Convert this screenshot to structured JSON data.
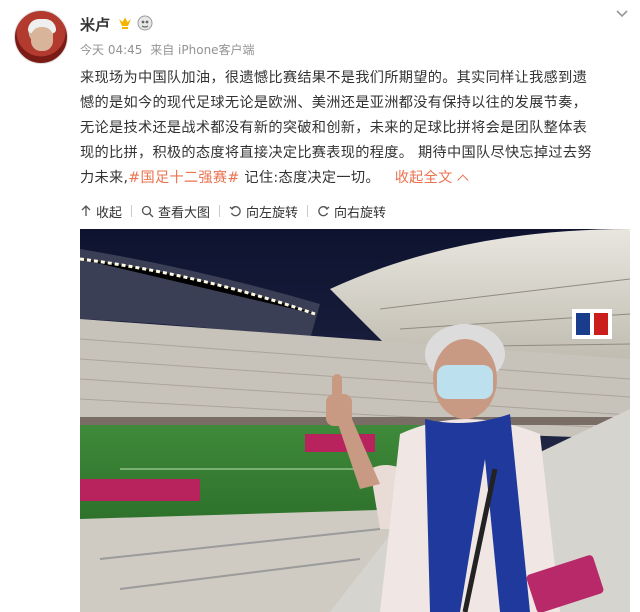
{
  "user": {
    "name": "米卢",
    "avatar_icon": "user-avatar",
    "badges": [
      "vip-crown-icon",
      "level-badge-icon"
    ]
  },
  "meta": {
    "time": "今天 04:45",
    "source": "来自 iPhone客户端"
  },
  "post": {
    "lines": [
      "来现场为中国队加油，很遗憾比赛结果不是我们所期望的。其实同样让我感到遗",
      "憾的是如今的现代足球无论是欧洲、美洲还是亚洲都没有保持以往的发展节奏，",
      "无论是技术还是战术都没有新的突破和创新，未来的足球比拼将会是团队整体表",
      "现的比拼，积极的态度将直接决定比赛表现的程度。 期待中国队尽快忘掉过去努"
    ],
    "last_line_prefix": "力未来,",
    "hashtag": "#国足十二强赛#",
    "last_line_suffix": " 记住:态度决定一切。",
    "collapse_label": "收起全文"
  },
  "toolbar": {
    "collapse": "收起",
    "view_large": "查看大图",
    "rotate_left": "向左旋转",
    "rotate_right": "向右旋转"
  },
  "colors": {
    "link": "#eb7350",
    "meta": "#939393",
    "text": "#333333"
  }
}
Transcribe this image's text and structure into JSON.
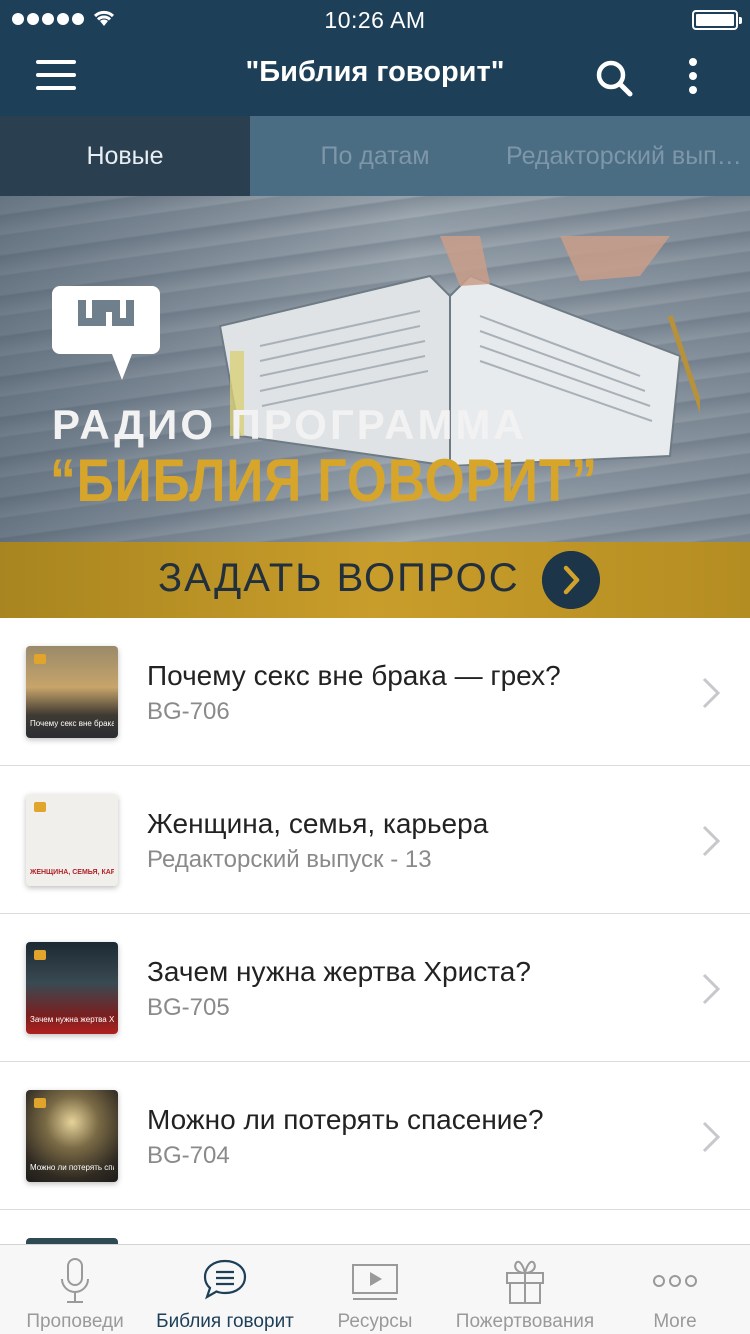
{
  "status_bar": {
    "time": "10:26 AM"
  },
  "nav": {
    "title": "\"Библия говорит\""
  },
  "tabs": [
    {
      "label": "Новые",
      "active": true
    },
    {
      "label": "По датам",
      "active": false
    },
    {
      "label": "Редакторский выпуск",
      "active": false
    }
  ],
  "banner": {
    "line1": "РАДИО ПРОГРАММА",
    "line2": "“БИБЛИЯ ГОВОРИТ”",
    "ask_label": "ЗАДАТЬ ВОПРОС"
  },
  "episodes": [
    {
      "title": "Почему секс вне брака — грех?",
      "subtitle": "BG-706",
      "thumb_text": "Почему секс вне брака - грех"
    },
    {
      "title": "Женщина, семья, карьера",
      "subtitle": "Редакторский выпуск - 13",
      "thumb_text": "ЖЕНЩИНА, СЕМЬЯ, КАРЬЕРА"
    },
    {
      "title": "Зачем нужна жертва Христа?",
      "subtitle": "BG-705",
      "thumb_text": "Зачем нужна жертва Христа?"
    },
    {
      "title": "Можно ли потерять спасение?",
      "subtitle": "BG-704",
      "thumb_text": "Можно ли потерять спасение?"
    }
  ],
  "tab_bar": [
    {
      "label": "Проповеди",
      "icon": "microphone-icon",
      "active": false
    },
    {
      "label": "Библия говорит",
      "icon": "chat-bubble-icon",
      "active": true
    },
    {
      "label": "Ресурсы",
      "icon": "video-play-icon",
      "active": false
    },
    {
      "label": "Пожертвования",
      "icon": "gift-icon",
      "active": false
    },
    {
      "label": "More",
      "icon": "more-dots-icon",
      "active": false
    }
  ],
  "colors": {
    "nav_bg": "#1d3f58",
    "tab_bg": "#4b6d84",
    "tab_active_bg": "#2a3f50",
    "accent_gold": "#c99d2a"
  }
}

--------------------

Look for the word "брака" and return every line where it occurs.

      "title": "Почему секс вне брака — грех?",
      "thumb_text": "Почему секс вне брака - грех"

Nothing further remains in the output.